-- BEGIN Listed entries --

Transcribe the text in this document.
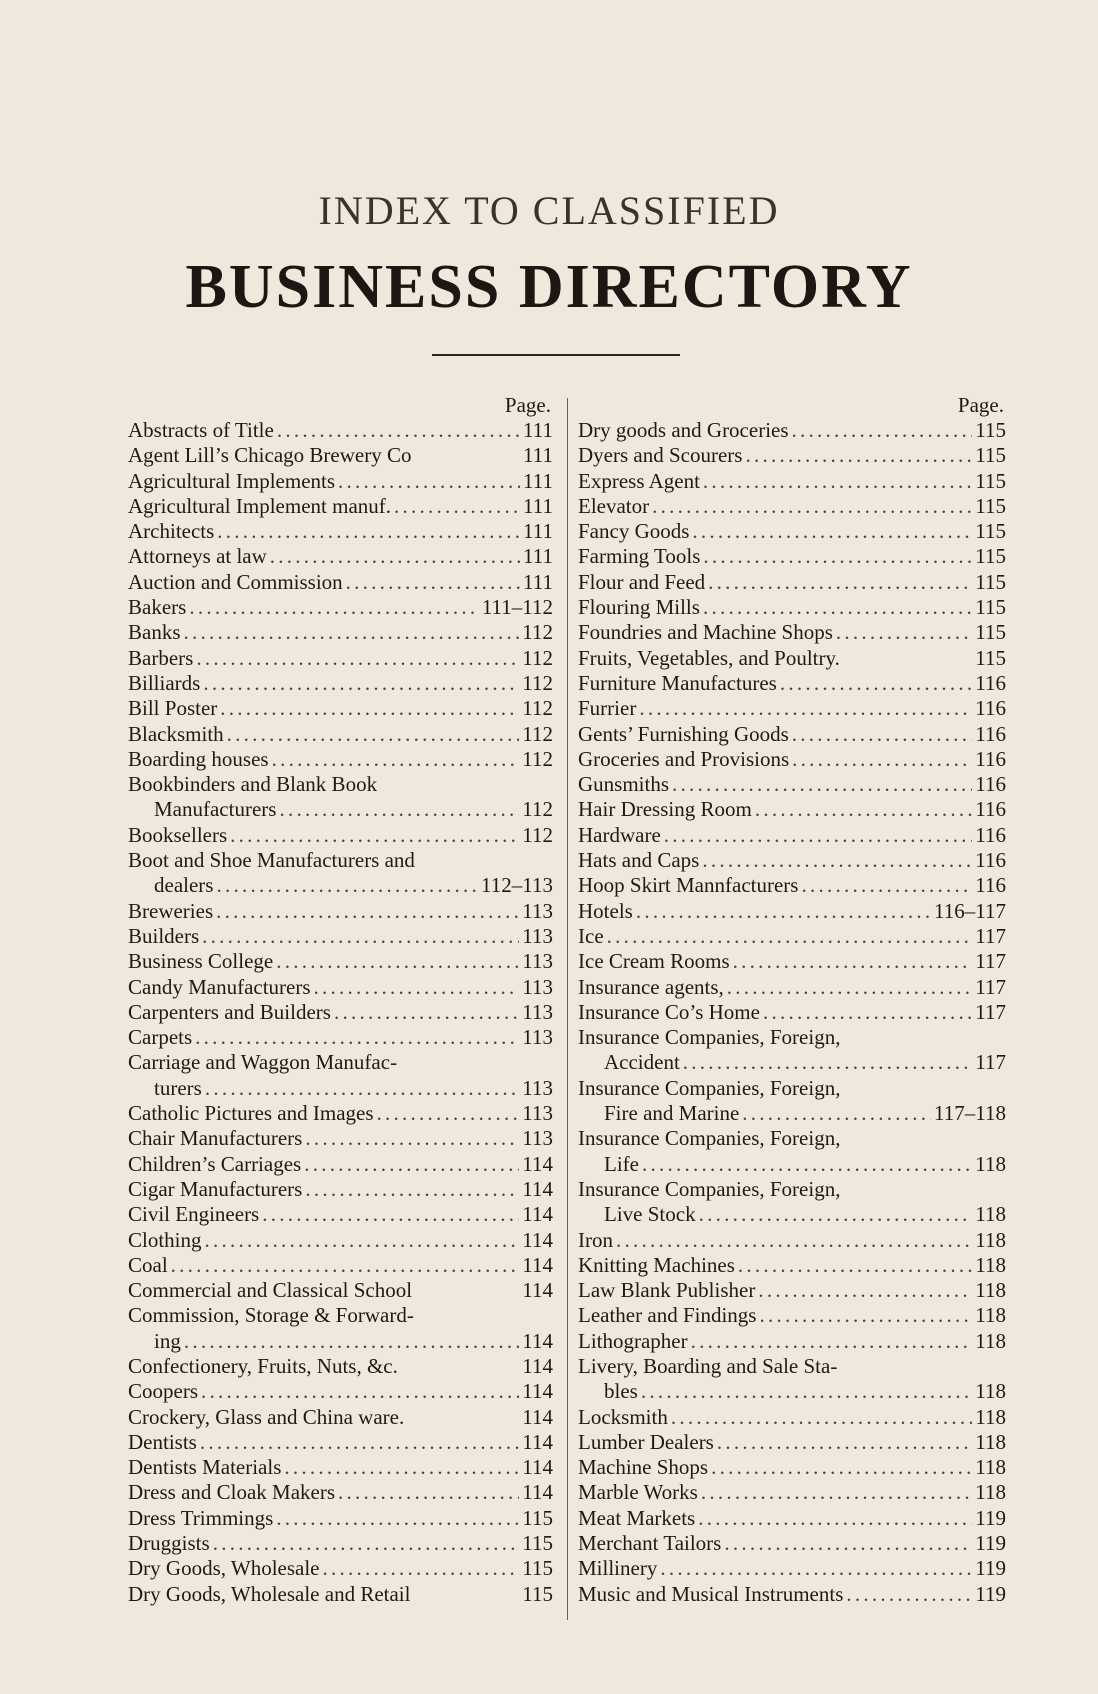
INDEX TO CLASSIFIED
BUSINESS DIRECTORY
Page.
Abstracts of Title . . .	111
Agent Lill’s Chicago Brewery Co	111
Agricultural Implements . . .	111
Agricultural Implement manuf. . . .	111
Architects . . .	111
Attorneys at law . . .	111
Auction and Commission . . .	111
Bakers . . .	111–112
Banks . . .	112
Barbers . . .	112
Billiards . . .	112
Bill Poster . . .	112
Blacksmith . . .	112
Boarding houses . . .	112
Bookbinders and Blank Book
Manufacturers . . .	112
Booksellers . . .	112
Boot and Shoe Manufacturers and
dealers . . .	112–113
Breweries . . .	113
Builders . . .	113
Business College . . .	113
Candy Manufacturers . . .	113
Carpenters and Builders . . .	113
Carpets . . .	113
Carriage and Waggon Manufac-
turers . . .	113
Catholic Pictures and Images . . .	113
Chair Manufacturers . . .	113
Children’s Carriages . . .	114
Cigar Manufacturers . . .	114
Civil Engineers . . .	114
Clothing . . .	114
Coal . . .	114
Commercial and Classical School	114
Commission, Storage & Forward-
ing . . .	114
Confectionery, Fruits, Nuts, &c.	114
Coopers . . .	114
Crockery, Glass and China ware.	114
Dentists . . .	114
Dentists Materials . . .	114
Dress and Cloak Makers . . .	114
Dress Trimmings . . .	115
Druggists . . .	115
Dry Goods, Wholesale . . .	115
Dry Goods, Wholesale and Retail	115
Page.
Dry goods and Groceries . . .	115
Dyers and Scourers . . .	115
Express Agent . . .	115
Elevator . . .	115
Fancy Goods . . .	115
Farming Tools . . .	115
Flour and Feed . . .	115
Flouring Mills . . .	115
Foundries and Machine Shops . . .	115
Fruits, Vegetables, and Poultry.	115
Furniture Manufactures . . .	116
Furrier . . .	116
Gents’ Furnishing Goods . . .	116
Groceries and Provisions . . .	116
Gunsmiths . . .	116
Hair Dressing Room . . .	116
Hardware . . .	116
Hats and Caps . . .	116
Hoop Skirt Mannfacturers . . .	116
Hotels . . .	116–117
Ice . . .	117
Ice Cream Rooms . . .	117
Insurance agents, . . .	117
Insurance Co’s Home . . .	117
Insurance Companies, Foreign,
Accident . . .	117
Insurance Companies, Foreign,
Fire and Marine . . .	117–118
Insurance Companies, Foreign,
Life . . .	118
Insurance Companies, Foreign,
Live Stock . . .	118
Iron . . .	118
Knitting Machines . . .	118
Law Blank Publisher . . .	118
Leather and Findings . . .	118
Lithographer . . .	118
Livery, Boarding and Sale Sta-
bles . . .	118
Locksmith . . .	118
Lumber Dealers . . .	118
Machine Shops . . .	118
Marble Works . . .	118
Meat Markets . . .	119
Merchant Tailors . . .	119
Millinery . . .	119
Music and Musical Instruments . . .	119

-- END Listed entries --

**Exercise instructions:** For the listing above, identify each line bearing "Groceries".

**Written solution:**
Dry goods and Groceries . . .	115
Groceries and Provisions . . .	116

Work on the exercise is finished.